Short exercise: Gather up every line that includes the string "color".

[Records from a data source]
-=-=-=-=-

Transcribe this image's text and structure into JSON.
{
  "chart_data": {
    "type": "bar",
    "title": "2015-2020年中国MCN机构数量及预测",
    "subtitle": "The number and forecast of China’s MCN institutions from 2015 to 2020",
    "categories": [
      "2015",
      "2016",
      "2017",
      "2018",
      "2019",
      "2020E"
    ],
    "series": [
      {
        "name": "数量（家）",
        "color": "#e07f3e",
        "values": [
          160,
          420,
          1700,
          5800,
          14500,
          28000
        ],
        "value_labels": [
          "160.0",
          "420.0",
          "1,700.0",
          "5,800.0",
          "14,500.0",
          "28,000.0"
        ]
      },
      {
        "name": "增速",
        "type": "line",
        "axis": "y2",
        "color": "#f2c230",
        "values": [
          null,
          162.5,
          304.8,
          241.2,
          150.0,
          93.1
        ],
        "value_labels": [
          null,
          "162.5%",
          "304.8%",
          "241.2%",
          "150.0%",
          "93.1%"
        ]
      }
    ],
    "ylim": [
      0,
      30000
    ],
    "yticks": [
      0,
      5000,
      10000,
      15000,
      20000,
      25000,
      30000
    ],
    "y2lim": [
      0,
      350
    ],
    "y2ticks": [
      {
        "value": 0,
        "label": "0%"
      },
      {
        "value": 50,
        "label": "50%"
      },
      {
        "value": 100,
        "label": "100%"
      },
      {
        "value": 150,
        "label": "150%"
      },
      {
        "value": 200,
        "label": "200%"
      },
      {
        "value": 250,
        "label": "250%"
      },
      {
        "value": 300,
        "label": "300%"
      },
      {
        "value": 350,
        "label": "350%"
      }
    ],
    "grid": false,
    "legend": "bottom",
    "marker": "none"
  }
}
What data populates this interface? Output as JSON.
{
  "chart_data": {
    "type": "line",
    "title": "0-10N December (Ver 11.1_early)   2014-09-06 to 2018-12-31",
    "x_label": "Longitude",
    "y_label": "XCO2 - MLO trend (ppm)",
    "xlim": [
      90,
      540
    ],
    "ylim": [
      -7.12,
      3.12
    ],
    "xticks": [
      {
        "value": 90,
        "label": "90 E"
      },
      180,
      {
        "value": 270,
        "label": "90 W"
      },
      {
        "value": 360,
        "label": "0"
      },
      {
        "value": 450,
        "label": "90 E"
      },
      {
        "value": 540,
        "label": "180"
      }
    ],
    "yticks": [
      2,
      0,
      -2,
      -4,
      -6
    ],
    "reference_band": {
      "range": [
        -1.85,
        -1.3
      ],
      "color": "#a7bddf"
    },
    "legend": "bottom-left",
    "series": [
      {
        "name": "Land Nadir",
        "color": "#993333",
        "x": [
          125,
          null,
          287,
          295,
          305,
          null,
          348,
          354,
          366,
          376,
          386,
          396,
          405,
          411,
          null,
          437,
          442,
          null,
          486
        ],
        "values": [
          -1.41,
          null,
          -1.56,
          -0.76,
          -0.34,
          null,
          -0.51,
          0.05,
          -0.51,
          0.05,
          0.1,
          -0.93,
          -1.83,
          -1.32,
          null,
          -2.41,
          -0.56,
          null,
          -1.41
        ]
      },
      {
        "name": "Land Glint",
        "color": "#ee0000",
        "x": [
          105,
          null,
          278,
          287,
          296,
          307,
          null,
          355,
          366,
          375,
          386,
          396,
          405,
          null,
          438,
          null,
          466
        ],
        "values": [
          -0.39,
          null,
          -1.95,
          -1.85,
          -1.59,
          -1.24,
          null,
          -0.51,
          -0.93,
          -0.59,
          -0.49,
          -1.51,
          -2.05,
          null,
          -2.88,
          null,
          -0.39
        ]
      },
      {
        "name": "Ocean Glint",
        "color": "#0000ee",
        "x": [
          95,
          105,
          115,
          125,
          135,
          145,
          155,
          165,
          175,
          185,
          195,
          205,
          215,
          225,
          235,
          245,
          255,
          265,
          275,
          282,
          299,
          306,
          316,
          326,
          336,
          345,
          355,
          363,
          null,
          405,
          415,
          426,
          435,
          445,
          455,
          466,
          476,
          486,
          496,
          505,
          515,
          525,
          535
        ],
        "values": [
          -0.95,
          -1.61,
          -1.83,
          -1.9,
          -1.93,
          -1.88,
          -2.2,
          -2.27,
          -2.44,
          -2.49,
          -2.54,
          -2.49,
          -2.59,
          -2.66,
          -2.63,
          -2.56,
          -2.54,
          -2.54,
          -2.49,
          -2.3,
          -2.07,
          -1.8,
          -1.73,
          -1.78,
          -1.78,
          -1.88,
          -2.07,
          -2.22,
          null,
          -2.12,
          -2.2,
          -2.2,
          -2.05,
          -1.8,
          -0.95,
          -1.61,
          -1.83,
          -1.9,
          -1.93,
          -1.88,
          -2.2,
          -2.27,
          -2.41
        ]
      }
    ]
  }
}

-=-=-=-=-

Result below:
        "color": "#e07f3e",
        "color": "#f2c230",
      "color": "#a7bddf"
        "color": "#993333",
        "color": "#ee0000",
        "color": "#0000ee",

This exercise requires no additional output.